- BRIEF -
Return all lines where the word "this" can be found.

# RAW RECORDS start

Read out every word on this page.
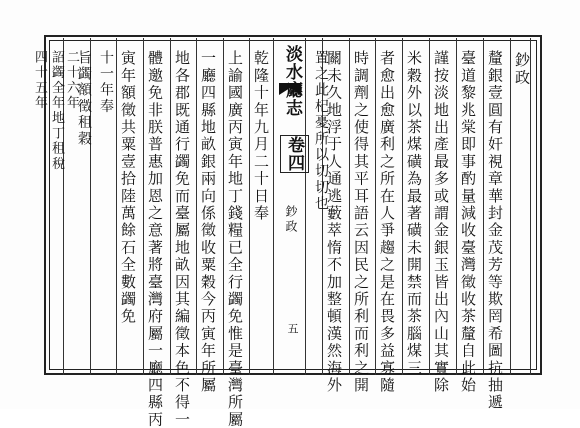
鈔政
釐銀壹圓有奸視章華封金茂芳等欺罔希圖抗抽遞
臺道黎兆棠即事酌量減收臺灣徵收茶釐自此始
謹按淡地出產最多或謂金銀玉皆出內山其實除
米穀外以茶煤磺為最著磺未開禁而茶腦煤三
者愈出愈廣利之所在人爭趨之是在畏多益寡隨
時調劑之使得其平耳語云因民之所利而利之開
關未久地浮于人通逃藪萃惰不加整頓漢然海外
置之此杞憂所以切切也
淡水廳志
卷四
鈔政
五
乾隆十年九月二十日奉
上諭國廣丙寅年地丁錢糧已全行蠲免惟是臺灣所屬
一廳四縣地畝銀兩向係徵收粟穀今丙寅年所屬
地各郡既通行蠲免而臺屬地畝因其編徵本色不得一
體邀免非朕普惠加恩之意著將臺灣府屬一廳四縣丙
寅年額徵共粟壹拾陸萬餘石全數蠲免
十一年奉
旨蠲額徵租穀
二十六年
詔蠲全年地丁租稅
四十五年
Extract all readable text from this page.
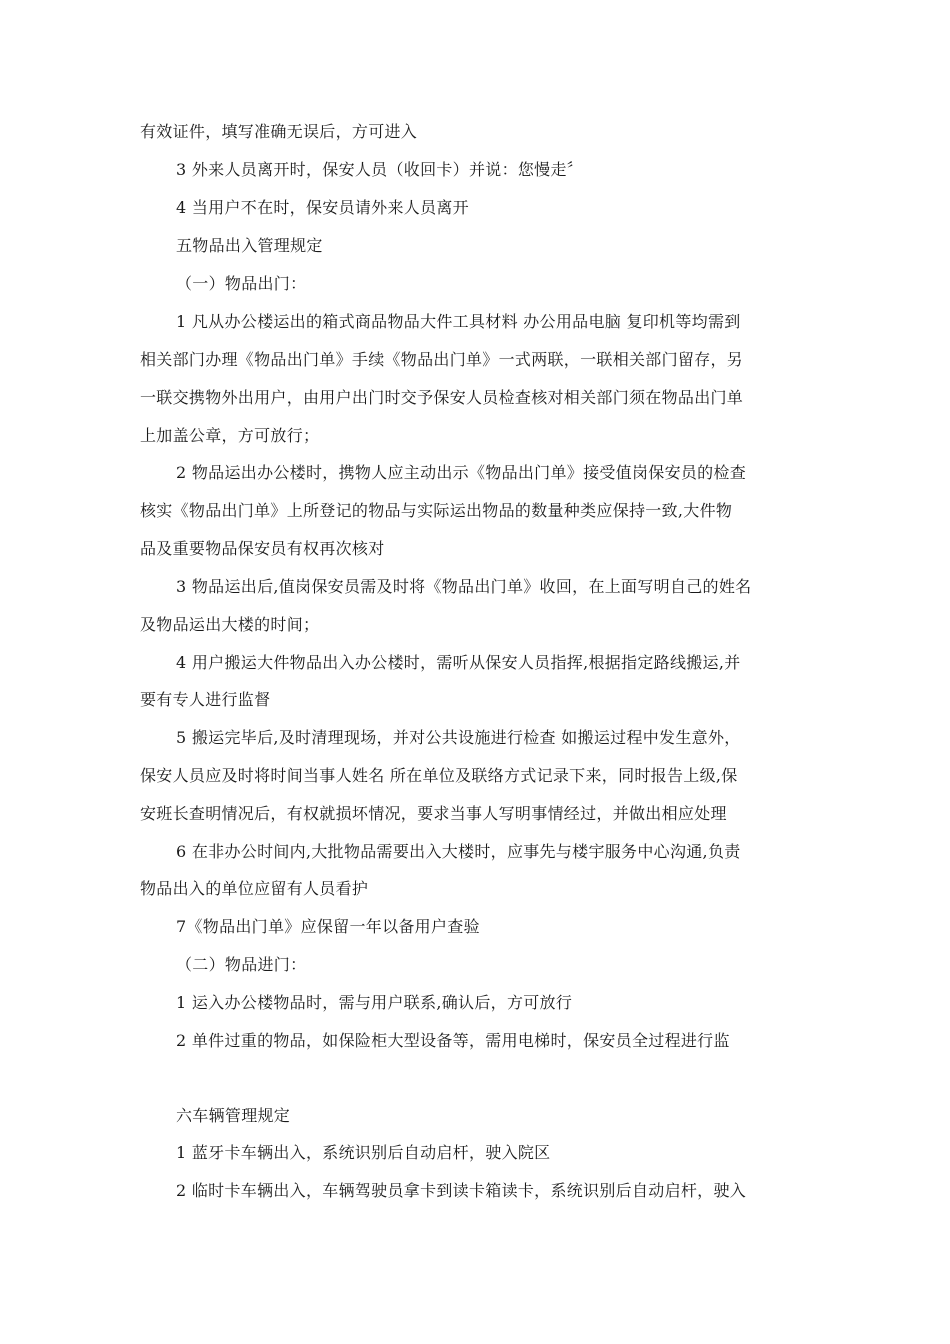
有效证件，填写准确无误后，方可进入
3 外来人员离开时，保安人员（收回卡）并说：您慢走〞
4 当用户不在时，保安员请外来人员离开
五物品出入管理规定
（一）物品出门：
1 凡从办公楼运出的箱式商品物品大件工具材料 办公用品电脑 复印机等均需到
相关部门办理《物品出门单》手续《物品出门单》一式两联，一联相关部门留存，另
一联交携物外出用户，由用户出门时交予保安人员检查核对相关部门须在物品出门单
上加盖公章，方可放行；
2 物品运出办公楼时，携物人应主动出示《物品出门单》接受值岗保安员的检查
核实《物品出门单》上所登记的物品与实际运出物品的数量种类应保持一致,大件物
品及重要物品保安员有权再次核对
3 物品运出后,值岗保安员需及时将《物品出门单》收回，在上面写明自己的姓名
及物品运出大楼的时间；
4 用户搬运大件物品出入办公楼时，需听从保安人员指挥,根据指定路线搬运,并
要有专人进行监督
5 搬运完毕后,及时清理现场，并对公共设施进行检查 如搬运过程中发生意外，
保安人员应及时将时间当事人姓名 所在单位及联络方式记录下来，同时报告上级,保
安班长查明情况后，有权就损坏情况，要求当事人写明事情经过，并做出相应处理
6 在非办公时间内,大批物品需要出入大楼时，应事先与楼宇服务中心沟通,负责
物品出入的单位应留有人员看护
7《物品出门单》应保留一年以备用户查验
（二）物品进门：
1 运入办公楼物品时，需与用户联系,确认后，方可放行
2 单件过重的物品，如保险柜大型设备等，需用电梯时，保安员全过程进行监
六车辆管理规定
1 蓝牙卡车辆出入，系统识别后自动启杆，驶入院区
2 临时卡车辆出入，车辆驾驶员拿卡到读卡箱读卡，系统识别后自动启杆，驶入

# RAW RECORDS end

- WRITTEN SOLUTION -
Read out every word on this page.
Extract all readable text from this page.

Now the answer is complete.